What this task involves: Set down each record below precisely, skipping the pictures.

▬▬▬▬▬▬

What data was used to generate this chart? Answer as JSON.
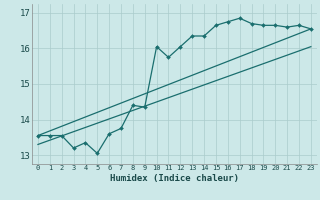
{
  "xlabel": "Humidex (Indice chaleur)",
  "ylabel": "",
  "xlim": [
    -0.5,
    23.5
  ],
  "ylim": [
    12.75,
    17.25
  ],
  "xticks": [
    0,
    1,
    2,
    3,
    4,
    5,
    6,
    7,
    8,
    9,
    10,
    11,
    12,
    13,
    14,
    15,
    16,
    17,
    18,
    19,
    20,
    21,
    22,
    23
  ],
  "yticks": [
    13,
    14,
    15,
    16,
    17
  ],
  "bg_color": "#cce8e8",
  "line_color": "#1a6e6e",
  "grid_color": "#aacccc",
  "line1_x": [
    0,
    1,
    2,
    3,
    4,
    5,
    6,
    7,
    8,
    9,
    10,
    11,
    12,
    13,
    14,
    15,
    16,
    17,
    18,
    19,
    20,
    21,
    22,
    23
  ],
  "line1_y": [
    13.55,
    13.55,
    13.55,
    13.2,
    13.35,
    13.05,
    13.6,
    13.75,
    14.4,
    14.35,
    16.05,
    15.75,
    16.05,
    16.35,
    16.35,
    16.65,
    16.75,
    16.85,
    16.7,
    16.65,
    16.65,
    16.6,
    16.65,
    16.55
  ],
  "line2_x": [
    0,
    23
  ],
  "line2_y": [
    13.55,
    16.55
  ],
  "line3_x": [
    0,
    23
  ],
  "line3_y": [
    13.3,
    16.05
  ]
}
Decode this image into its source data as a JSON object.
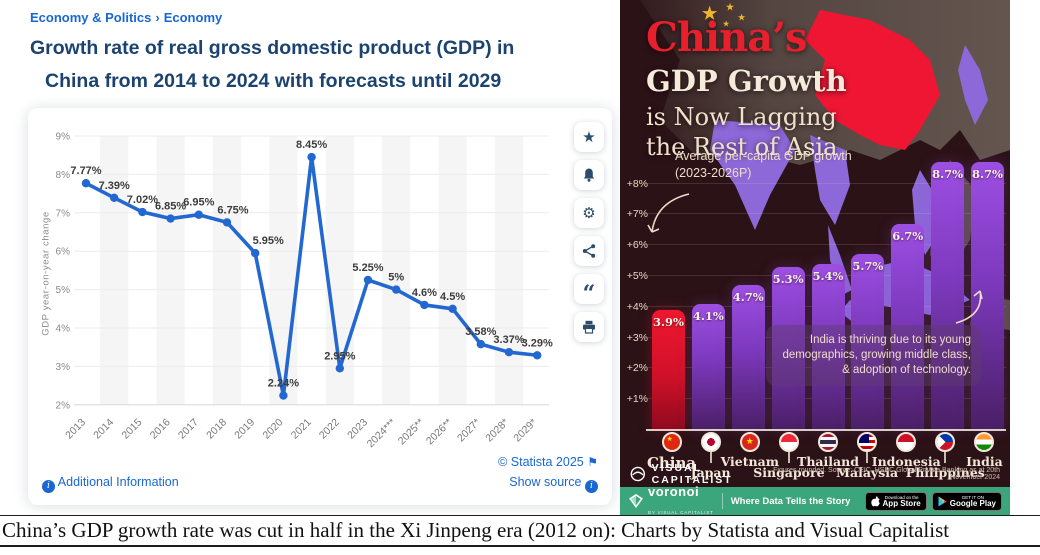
{
  "caption": "China’s GDP growth rate was cut in half in the Xi Jinpeng era (2012 on): Charts by Statista and Visual Capitalist",
  "colors": {
    "statista_blue": "#1a67d2",
    "statista_title": "#1c4370",
    "line_color": "#2368d0",
    "vc_background": "#2b1216",
    "vc_red": "#e8202e",
    "vc_purple": "#8d4fd0",
    "vc_green": "#3ba57b",
    "vc_gold": "#f0b52e",
    "vc_cream": "#efe2cf"
  },
  "statista": {
    "breadcrumb": {
      "section": "Economy & Politics",
      "separator": "›",
      "page": "Economy"
    },
    "title_line1": "Growth rate of real gross domestic product (GDP) in",
    "title_line2": "China from 2014 to 2024 with forecasts until 2029",
    "toolbar_icons": [
      "star-icon",
      "bell-icon",
      "gear-icon",
      "share-icon",
      "quote-icon",
      "printer-icon"
    ],
    "footer": {
      "copyright": "© Statista 2025",
      "copyright_flag_icon": "⚑",
      "additional_info": "Additional Information",
      "show_source": "Show source"
    }
  },
  "infographic": {
    "title_red": "China’s",
    "title_bold": "GDP Growth",
    "title_rest1": "is Now Lagging",
    "title_rest2": "the Rest of Asia",
    "annotation_avg": "Average per-capita GDP growth (2023-2026P)",
    "annotation_india": "India is thriving due to its young demographics, growing middle class, & adoption of technology.",
    "brand": "VISUAL CAPITALIST",
    "source_note": "Figures rounded. Source: CEIC, HSBC Global Private Banking as at 20th November 2024",
    "voronoi": {
      "name": "voronoi",
      "sub": "BY VISUAL CAPITALIST",
      "tagline": "Where Data Tells the Story",
      "appstore_top": "Download on the",
      "appstore_label": "App Store",
      "gplay_top": "GET IT ON",
      "gplay_label": "Google Play"
    }
  },
  "chart_data": [
    {
      "type": "line",
      "title": "Growth rate of real gross domestic product (GDP) in China from 2014 to 2024 with forecasts until 2029",
      "ylabel": "GDP year-on-year change",
      "ylim": [
        2,
        9
      ],
      "yticks": [
        "9%",
        "8%",
        "7%",
        "6%",
        "5%",
        "4%",
        "3%",
        "2%"
      ],
      "grid": true,
      "categories": [
        "2013",
        "2014",
        "2015",
        "2016",
        "2017",
        "2018",
        "2019",
        "2020",
        "2021",
        "2022",
        "2023",
        "2024***",
        "2025**",
        "2026**",
        "2027*",
        "2028*",
        "2029*"
      ],
      "values": [
        7.77,
        7.39,
        7.02,
        6.85,
        6.95,
        6.75,
        5.95,
        2.24,
        8.45,
        2.95,
        5.25,
        5,
        4.6,
        4.5,
        3.58,
        3.37,
        3.29
      ],
      "labels": [
        "7.77%",
        "7.39%",
        "7.02%",
        "6.85%",
        "6.95%",
        "6.75%",
        "5.95%",
        "2.24%",
        "8.45%",
        "2.95%",
        "5.25%",
        "5%",
        "4.6%",
        "4.5%",
        "3.58%",
        "3.37%",
        "3.29%"
      ],
      "line_color": "#2368d0",
      "source_label": "© Statista 2025"
    },
    {
      "type": "bar",
      "title": "China's GDP Growth is Now Lagging the Rest of Asia",
      "subtitle": "Average per-capita GDP growth (2023-2026P)",
      "ylim": [
        0,
        8.7
      ],
      "yticks": [
        "+1%",
        "+2%",
        "+3%",
        "+4%",
        "+5%",
        "+6%",
        "+7%",
        "+8%"
      ],
      "categories": [
        "China",
        "Japan",
        "Vietnam",
        "Singapore",
        "Thailand",
        "Malaysia",
        "Indonesia",
        "Philippines",
        "India"
      ],
      "values": [
        3.9,
        4.1,
        4.7,
        5.3,
        5.4,
        5.7,
        6.7,
        8.7,
        8.7
      ],
      "labels": [
        "3.9%",
        "4.1%",
        "4.7%",
        "5.3%",
        "5.4%",
        "5.7%",
        "6.7%",
        "8.7%",
        "8.7%"
      ],
      "flags": [
        "cn",
        "jp",
        "vn",
        "sg",
        "th",
        "my",
        "id",
        "ph",
        "in"
      ],
      "highlight_index": 0,
      "highlight_color": "#e8192e",
      "bar_color": "#8d4fd0",
      "legend_position": "bottom"
    }
  ]
}
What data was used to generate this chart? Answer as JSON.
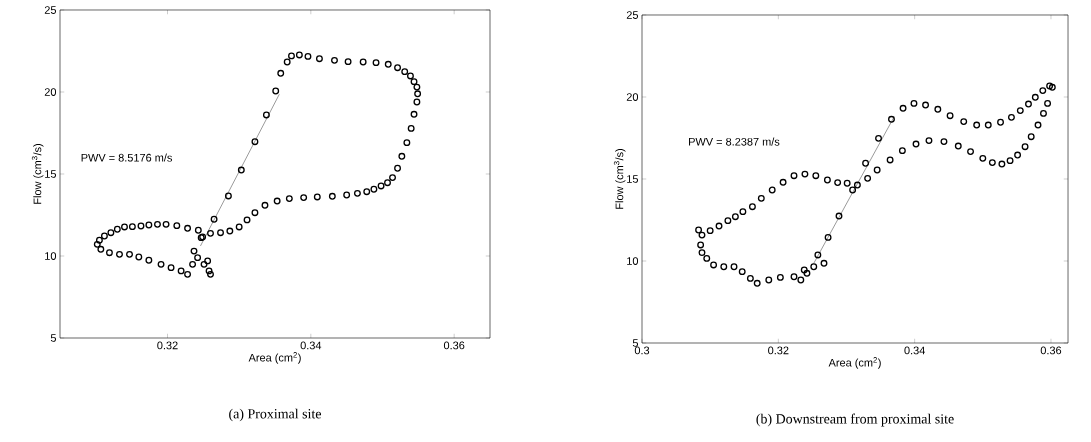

▬▬▬▬▬▬

Solution:
What data was used to generate this chart? Answer as JSON.
{
  "xlabel": "Humidex (Indice chaleur)",
  "ylabel": "",
  "xlim": [
    -0.5,
    23.5
  ],
  "ylim": [
    12.75,
    17.25
  ],
  "xticks": [
    0,
    1,
    2,
    3,
    4,
    5,
    6,
    7,
    8,
    9,
    10,
    11,
    12,
    13,
    14,
    15,
    16,
    17,
    18,
    19,
    20,
    21,
    22,
    23
  ],
  "yticks": [
    13,
    14,
    15,
    16,
    17
  ],
  "bg_color": "#cce8e8",
  "line_color": "#1a6e6e",
  "grid_color": "#aacccc",
  "line1_x": [
    0,
    1,
    2,
    3,
    4,
    5,
    6,
    7,
    8,
    9,
    10,
    11,
    12,
    13,
    14,
    15,
    16,
    17,
    18,
    19,
    20,
    21,
    22,
    23
  ],
  "line1_y": [
    13.55,
    13.55,
    13.55,
    13.2,
    13.35,
    13.05,
    13.6,
    13.75,
    14.4,
    14.35,
    16.05,
    15.75,
    16.05,
    16.35,
    16.35,
    16.65,
    16.75,
    16.85,
    16.7,
    16.65,
    16.65,
    16.6,
    16.65,
    16.55
  ],
  "line2_x": [
    0,
    23
  ],
  "line2_y": [
    13.55,
    16.55
  ],
  "line3_x": [
    0,
    23
  ],
  "line3_y": [
    13.3,
    16.05
  ]
}
Decode this image into its source data as a JSON object.
{
  "caption": "China’s GDP growth rate was cut in half in the Xi Jinpeng era (2012 on): Charts by Statista and Visual Capitalist",
  "colors": {
    "statista_blue": "#1a67d2",
    "statista_title": "#1c4370",
    "line_color": "#2368d0",
    "vc_background": "#2b1216",
    "vc_red": "#e8202e",
    "vc_purple": "#8d4fd0",
    "vc_green": "#3ba57b",
    "vc_gold": "#f0b52e",
    "vc_cream": "#efe2cf"
  },
  "statista": {
    "breadcrumb": {
      "section": "Economy & Politics",
      "separator": "›",
      "page": "Economy"
    },
    "title_line1": "Growth rate of real gross domestic product (GDP) in",
    "title_line2": "China from 2014 to 2024 with forecasts until 2029",
    "toolbar_icons": [
      "star-icon",
      "bell-icon",
      "gear-icon",
      "share-icon",
      "quote-icon",
      "printer-icon"
    ],
    "footer": {
      "copyright": "© Statista 2025",
      "copyright_flag_icon": "⚑",
      "additional_info": "Additional Information",
      "show_source": "Show source"
    }
  },
  "infographic": {
    "title_red": "China’s",
    "title_bold": "GDP Growth",
    "title_rest1": "is Now Lagging",
    "title_rest2": "the Rest of Asia",
    "annotation_avg": "Average per-capita GDP growth (2023-2026P)",
    "annotation_india": "India is thriving due to its young demographics, growing middle class, & adoption of technology.",
    "brand": "VISUAL CAPITALIST",
    "source_note": "Figures rounded. Source: CEIC, HSBC Global Private Banking as at 20th November 2024",
    "voronoi": {
      "name": "voronoi",
      "sub": "BY VISUAL CAPITALIST",
      "tagline": "Where Data Tells the Story",
      "appstore_top": "Download on the",
      "appstore_label": "App Store",
      "gplay_top": "GET IT ON",
      "gplay_label": "Google Play"
    }
  },
  "chart_data": [
    {
      "type": "line",
      "title": "Growth rate of real gross domestic product (GDP) in China from 2014 to 2024 with forecasts until 2029",
      "ylabel": "GDP year-on-year change",
      "ylim": [
        2,
        9
      ],
      "yticks": [
        "9%",
        "8%",
        "7%",
        "6%",
        "5%",
        "4%",
        "3%",
        "2%"
      ],
      "grid": true,
      "categories": [
        "2013",
        "2014",
        "2015",
        "2016",
        "2017",
        "2018",
        "2019",
        "2020",
        "2021",
        "2022",
        "2023",
        "2024***",
        "2025**",
        "2026**",
        "2027*",
        "2028*",
        "2029*"
      ],
      "values": [
        7.77,
        7.39,
        7.02,
        6.85,
        6.95,
        6.75,
        5.95,
        2.24,
        8.45,
        2.95,
        5.25,
        5,
        4.6,
        4.5,
        3.58,
        3.37,
        3.29
      ],
      "labels": [
        "7.77%",
        "7.39%",
        "7.02%",
        "6.85%",
        "6.95%",
        "6.75%",
        "5.95%",
        "2.24%",
        "8.45%",
        "2.95%",
        "5.25%",
        "5%",
        "4.6%",
        "4.5%",
        "3.58%",
        "3.37%",
        "3.29%"
      ],
      "line_color": "#2368d0",
      "source_label": "© Statista 2025"
    },
    {
      "type": "bar",
      "title": "China's GDP Growth is Now Lagging the Rest of Asia",
      "subtitle": "Average per-capita GDP growth (2023-2026P)",
      "ylim": [
        0,
        8.7
      ],
      "yticks": [
        "+1%",
        "+2%",
        "+3%",
        "+4%",
        "+5%",
        "+6%",
        "+7%",
        "+8%"
      ],
      "categories": [
        "China",
        "Japan",
        "Vietnam",
        "Singapore",
        "Thailand",
        "Malaysia",
        "Indonesia",
        "Philippines",
        "India"
      ],
      "values": [
        3.9,
        4.1,
        4.7,
        5.3,
        5.4,
        5.7,
        6.7,
        8.7,
        8.7
      ],
      "labels": [
        "3.9%",
        "4.1%",
        "4.7%",
        "5.3%",
        "5.4%",
        "5.7%",
        "6.7%",
        "8.7%",
        "8.7%"
      ],
      "flags": [
        "cn",
        "jp",
        "vn",
        "sg",
        "th",
        "my",
        "id",
        "ph",
        "in"
      ],
      "highlight_index": 0,
      "highlight_color": "#e8192e",
      "bar_color": "#8d4fd0",
      "legend_position": "bottom"
    }
  ]
}
What data was used to generate this chart? Answer as JSON.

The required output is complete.